▶ _WHAT YOU SHOULD DO_:
Retype each entry below exactly as it stands.

▶ _GIVEN RECORDS_:
- - -

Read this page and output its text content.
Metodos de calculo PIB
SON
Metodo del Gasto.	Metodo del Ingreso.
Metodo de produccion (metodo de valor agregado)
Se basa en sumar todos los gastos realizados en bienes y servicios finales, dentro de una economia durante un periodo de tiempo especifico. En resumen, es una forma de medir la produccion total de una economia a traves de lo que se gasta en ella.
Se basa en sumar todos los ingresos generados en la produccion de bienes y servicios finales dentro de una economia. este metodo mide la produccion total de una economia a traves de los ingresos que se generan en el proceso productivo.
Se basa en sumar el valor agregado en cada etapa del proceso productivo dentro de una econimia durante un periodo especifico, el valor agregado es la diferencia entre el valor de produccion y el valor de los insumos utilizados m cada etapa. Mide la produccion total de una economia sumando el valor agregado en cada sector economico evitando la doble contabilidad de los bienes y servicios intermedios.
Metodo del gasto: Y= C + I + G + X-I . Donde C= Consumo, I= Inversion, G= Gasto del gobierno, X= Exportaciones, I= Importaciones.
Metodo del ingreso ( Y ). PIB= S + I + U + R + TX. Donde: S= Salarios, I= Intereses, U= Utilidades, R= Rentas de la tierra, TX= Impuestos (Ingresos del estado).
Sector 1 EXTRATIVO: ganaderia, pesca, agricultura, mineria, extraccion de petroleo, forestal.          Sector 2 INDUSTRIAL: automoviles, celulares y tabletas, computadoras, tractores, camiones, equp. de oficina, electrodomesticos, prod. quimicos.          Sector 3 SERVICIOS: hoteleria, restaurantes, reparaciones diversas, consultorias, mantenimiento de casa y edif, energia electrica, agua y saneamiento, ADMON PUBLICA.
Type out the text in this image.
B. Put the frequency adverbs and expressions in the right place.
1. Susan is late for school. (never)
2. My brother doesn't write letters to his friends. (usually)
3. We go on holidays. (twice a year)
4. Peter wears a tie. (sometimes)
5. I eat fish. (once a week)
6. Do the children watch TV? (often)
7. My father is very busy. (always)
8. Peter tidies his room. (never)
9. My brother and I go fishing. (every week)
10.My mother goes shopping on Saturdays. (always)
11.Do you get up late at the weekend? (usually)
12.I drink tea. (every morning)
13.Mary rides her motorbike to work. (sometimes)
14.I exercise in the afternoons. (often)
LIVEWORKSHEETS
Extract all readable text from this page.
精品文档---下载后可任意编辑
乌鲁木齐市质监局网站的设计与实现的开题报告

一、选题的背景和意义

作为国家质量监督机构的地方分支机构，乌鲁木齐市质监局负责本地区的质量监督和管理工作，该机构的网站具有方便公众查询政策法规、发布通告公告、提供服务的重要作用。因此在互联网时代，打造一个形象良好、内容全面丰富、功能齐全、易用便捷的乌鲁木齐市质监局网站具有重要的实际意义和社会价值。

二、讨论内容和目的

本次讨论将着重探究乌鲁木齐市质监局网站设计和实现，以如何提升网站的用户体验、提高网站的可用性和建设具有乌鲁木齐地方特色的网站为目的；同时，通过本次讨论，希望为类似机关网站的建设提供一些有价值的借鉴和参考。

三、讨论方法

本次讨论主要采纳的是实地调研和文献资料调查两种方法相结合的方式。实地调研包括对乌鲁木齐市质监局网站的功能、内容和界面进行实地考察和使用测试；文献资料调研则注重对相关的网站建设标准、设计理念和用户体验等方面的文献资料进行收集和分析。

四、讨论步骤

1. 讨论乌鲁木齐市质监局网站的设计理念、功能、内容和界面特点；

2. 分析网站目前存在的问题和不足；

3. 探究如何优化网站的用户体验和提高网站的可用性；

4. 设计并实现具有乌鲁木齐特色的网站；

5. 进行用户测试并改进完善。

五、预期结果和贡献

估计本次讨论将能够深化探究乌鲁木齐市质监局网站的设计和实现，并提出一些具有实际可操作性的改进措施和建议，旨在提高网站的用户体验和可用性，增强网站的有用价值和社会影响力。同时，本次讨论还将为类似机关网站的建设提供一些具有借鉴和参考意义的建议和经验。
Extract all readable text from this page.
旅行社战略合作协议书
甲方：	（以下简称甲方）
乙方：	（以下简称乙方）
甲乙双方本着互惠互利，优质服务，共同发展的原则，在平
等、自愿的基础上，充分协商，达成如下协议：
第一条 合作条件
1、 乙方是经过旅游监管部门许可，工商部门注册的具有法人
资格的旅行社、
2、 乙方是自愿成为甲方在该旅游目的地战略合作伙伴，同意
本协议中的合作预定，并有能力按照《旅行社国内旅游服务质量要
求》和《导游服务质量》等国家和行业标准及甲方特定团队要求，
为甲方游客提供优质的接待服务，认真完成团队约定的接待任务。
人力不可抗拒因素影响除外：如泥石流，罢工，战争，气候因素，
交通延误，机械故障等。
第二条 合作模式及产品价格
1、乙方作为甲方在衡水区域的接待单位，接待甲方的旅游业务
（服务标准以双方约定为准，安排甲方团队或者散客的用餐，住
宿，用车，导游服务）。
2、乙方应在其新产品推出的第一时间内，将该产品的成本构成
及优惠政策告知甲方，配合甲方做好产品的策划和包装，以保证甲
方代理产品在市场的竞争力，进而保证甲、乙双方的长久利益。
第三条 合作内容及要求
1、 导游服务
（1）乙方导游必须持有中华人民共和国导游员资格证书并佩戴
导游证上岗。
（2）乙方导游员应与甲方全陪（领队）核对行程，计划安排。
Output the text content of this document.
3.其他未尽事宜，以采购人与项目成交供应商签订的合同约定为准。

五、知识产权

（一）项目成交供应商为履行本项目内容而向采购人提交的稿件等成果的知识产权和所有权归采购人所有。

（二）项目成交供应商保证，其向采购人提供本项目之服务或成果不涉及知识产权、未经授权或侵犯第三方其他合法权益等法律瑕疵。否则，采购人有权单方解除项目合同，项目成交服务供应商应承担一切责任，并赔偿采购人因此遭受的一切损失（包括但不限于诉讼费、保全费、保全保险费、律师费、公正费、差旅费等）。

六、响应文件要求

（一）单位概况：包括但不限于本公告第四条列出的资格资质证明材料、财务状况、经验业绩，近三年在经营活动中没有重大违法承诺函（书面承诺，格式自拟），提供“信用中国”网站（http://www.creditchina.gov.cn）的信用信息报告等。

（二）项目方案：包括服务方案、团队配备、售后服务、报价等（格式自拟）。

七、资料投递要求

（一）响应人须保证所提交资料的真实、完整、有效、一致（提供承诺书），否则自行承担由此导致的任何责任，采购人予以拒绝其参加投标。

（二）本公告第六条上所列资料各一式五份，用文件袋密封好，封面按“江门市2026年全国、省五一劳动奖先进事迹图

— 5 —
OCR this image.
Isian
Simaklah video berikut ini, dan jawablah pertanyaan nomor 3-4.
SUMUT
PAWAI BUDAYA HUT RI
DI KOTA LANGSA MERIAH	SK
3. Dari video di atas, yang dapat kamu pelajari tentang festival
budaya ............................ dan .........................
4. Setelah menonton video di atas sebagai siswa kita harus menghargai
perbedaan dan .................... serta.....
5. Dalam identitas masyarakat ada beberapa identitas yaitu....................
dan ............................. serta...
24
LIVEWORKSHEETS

- - -

▶ _TASK ANSWER_:
Read this page and output its text content.
Metodos de calculo PIB
SON
Metodo del Gasto.	Metodo del Ingreso.
Metodo de produccion (metodo de valor agregado)
Se basa en sumar todos los gastos realizados en bienes y servicios finales, dentro de una economia durante un periodo de tiempo especifico. En resumen, es una forma de medir la produccion total de una economia a traves de lo que se gasta en ella.
Se basa en sumar todos los ingresos generados en la produccion de bienes y servicios finales dentro de una economia. este metodo mide la produccion total de una economia a traves de los ingresos que se generan en el proceso productivo.
Se basa en sumar el valor agregado en cada etapa del proceso productivo dentro de una econimia durante un periodo especifico, el valor agregado es la diferencia entre el valor de produccion y el valor de los insumos utilizados m cada etapa. Mide la produccion total de una economia sumando el valor agregado en cada sector economico evitando la doble contabilidad de los bienes y servicios intermedios.
Metodo del gasto: Y= C + I + G + X-I . Donde C= Consumo, I= Inversion, G= Gasto del gobierno, X= Exportaciones, I= Importaciones.
Metodo del ingreso ( Y ). PIB= S + I + U + R + TX. Donde: S= Salarios, I= Intereses, U= Utilidades, R= Rentas de la tierra, TX= Impuestos (Ingresos del estado).
Sector 1 EXTRATIVO: ganaderia, pesca, agricultura, mineria, extraccion de petroleo, forestal.          Sector 2 INDUSTRIAL: automoviles, celulares y tabletas, computadoras, tractores, camiones, equp. de oficina, electrodomesticos, prod. quimicos.          Sector 3 SERVICIOS: hoteleria, restaurantes, reparaciones diversas, consultorias, mantenimiento de casa y edif, energia electrica, agua y saneamiento, ADMON PUBLICA.
Type out the text in this image.
B. Put the frequency adverbs and expressions in the right place.
1. Susan is late for school. (never)
2. My brother doesn't write letters to his friends. (usually)
3. We go on holidays. (twice a year)
4. Peter wears a tie. (sometimes)
5. I eat fish. (once a week)
6. Do the children watch TV? (often)
7. My father is very busy. (always)
8. Peter tidies his room. (never)
9. My brother and I go fishing. (every week)
10.My mother goes shopping on Saturdays. (always)
11.Do you get up late at the weekend? (usually)
12.I drink tea. (every morning)
13.Mary rides her motorbike to work. (sometimes)
14.I exercise in the afternoons. (often)
LIVEWORKSHEETS
Extract all readable text from this page.
精品文档---下载后可任意编辑
乌鲁木齐市质监局网站的设计与实现的开题报告

一、选题的背景和意义

作为国家质量监督机构的地方分支机构，乌鲁木齐市质监局负责本地区的质量监督和管理工作，该机构的网站具有方便公众查询政策法规、发布通告公告、提供服务的重要作用。因此在互联网时代，打造一个形象良好、内容全面丰富、功能齐全、易用便捷的乌鲁木齐市质监局网站具有重要的实际意义和社会价值。

二、讨论内容和目的

本次讨论将着重探究乌鲁木齐市质监局网站设计和实现，以如何提升网站的用户体验、提高网站的可用性和建设具有乌鲁木齐地方特色的网站为目的；同时，通过本次讨论，希望为类似机关网站的建设提供一些有价值的借鉴和参考。

三、讨论方法

本次讨论主要采纳的是实地调研和文献资料调查两种方法相结合的方式。实地调研包括对乌鲁木齐市质监局网站的功能、内容和界面进行实地考察和使用测试；文献资料调研则注重对相关的网站建设标准、设计理念和用户体验等方面的文献资料进行收集和分析。

四、讨论步骤

1. 讨论乌鲁木齐市质监局网站的设计理念、功能、内容和界面特点；

2. 分析网站目前存在的问题和不足；

3. 探究如何优化网站的用户体验和提高网站的可用性；

4. 设计并实现具有乌鲁木齐特色的网站；

5. 进行用户测试并改进完善。

五、预期结果和贡献

估计本次讨论将能够深化探究乌鲁木齐市质监局网站的设计和实现，并提出一些具有实际可操作性的改进措施和建议，旨在提高网站的用户体验和可用性，增强网站的有用价值和社会影响力。同时，本次讨论还将为类似机关网站的建设提供一些具有借鉴和参考意义的建议和经验。
Extract all readable text from this page.
旅行社战略合作协议书
甲方：	（以下简称甲方）
乙方：	（以下简称乙方）
甲乙双方本着互惠互利，优质服务，共同发展的原则，在平
等、自愿的基础上，充分协商，达成如下协议：
第一条 合作条件
1、 乙方是经过旅游监管部门许可，工商部门注册的具有法人
资格的旅行社、
2、 乙方是自愿成为甲方在该旅游目的地战略合作伙伴，同意
本协议中的合作预定，并有能力按照《旅行社国内旅游服务质量要
求》和《导游服务质量》等国家和行业标准及甲方特定团队要求，
为甲方游客提供优质的接待服务，认真完成团队约定的接待任务。
人力不可抗拒因素影响除外：如泥石流，罢工，战争，气候因素，
交通延误，机械故障等。
第二条 合作模式及产品价格
1、乙方作为甲方在衡水区域的接待单位，接待甲方的旅游业务
（服务标准以双方约定为准，安排甲方团队或者散客的用餐，住
宿，用车，导游服务）。
2、乙方应在其新产品推出的第一时间内，将该产品的成本构成
及优惠政策告知甲方，配合甲方做好产品的策划和包装，以保证甲
方代理产品在市场的竞争力，进而保证甲、乙双方的长久利益。
第三条 合作内容及要求
1、 导游服务
（1）乙方导游必须持有中华人民共和国导游员资格证书并佩戴
导游证上岗。
（2）乙方导游员应与甲方全陪（领队）核对行程，计划安排。
Output the text content of this document.
3.其他未尽事宜，以采购人与项目成交供应商签订的合同约定为准。

五、知识产权

（一）项目成交供应商为履行本项目内容而向采购人提交的稿件等成果的知识产权和所有权归采购人所有。

（二）项目成交供应商保证，其向采购人提供本项目之服务或成果不涉及知识产权、未经授权或侵犯第三方其他合法权益等法律瑕疵。否则，采购人有权单方解除项目合同，项目成交服务供应商应承担一切责任，并赔偿采购人因此遭受的一切损失（包括但不限于诉讼费、保全费、保全保险费、律师费、公正费、差旅费等）。

六、响应文件要求

（一）单位概况：包括但不限于本公告第四条列出的资格资质证明材料、财务状况、经验业绩，近三年在经营活动中没有重大违法承诺函（书面承诺，格式自拟），提供“信用中国”网站（http://www.creditchina.gov.cn）的信用信息报告等。

（二）项目方案：包括服务方案、团队配备、售后服务、报价等（格式自拟）。

七、资料投递要求

（一）响应人须保证所提交资料的真实、完整、有效、一致（提供承诺书），否则自行承担由此导致的任何责任，采购人予以拒绝其参加投标。

（二）本公告第六条上所列资料各一式五份，用文件袋密封好，封面按“江门市2026年全国、省五一劳动奖先进事迹图

— 5 —
OCR this image.
Isian
Simaklah video berikut ini, dan jawablah pertanyaan nomor 3-4.
SUMUT
PAWAI BUDAYA HUT RI
DI KOTA LANGSA MERIAH	SK
3. Dari video di atas, yang dapat kamu pelajari tentang festival
budaya ............................ dan .........................
4. Setelah menonton video di atas sebagai siswa kita harus menghargai
perbedaan dan .................... serta.....
5. Dalam identitas masyarakat ada beberapa identitas yaitu....................
dan ............................. serta...
24
LIVEWORKSHEETS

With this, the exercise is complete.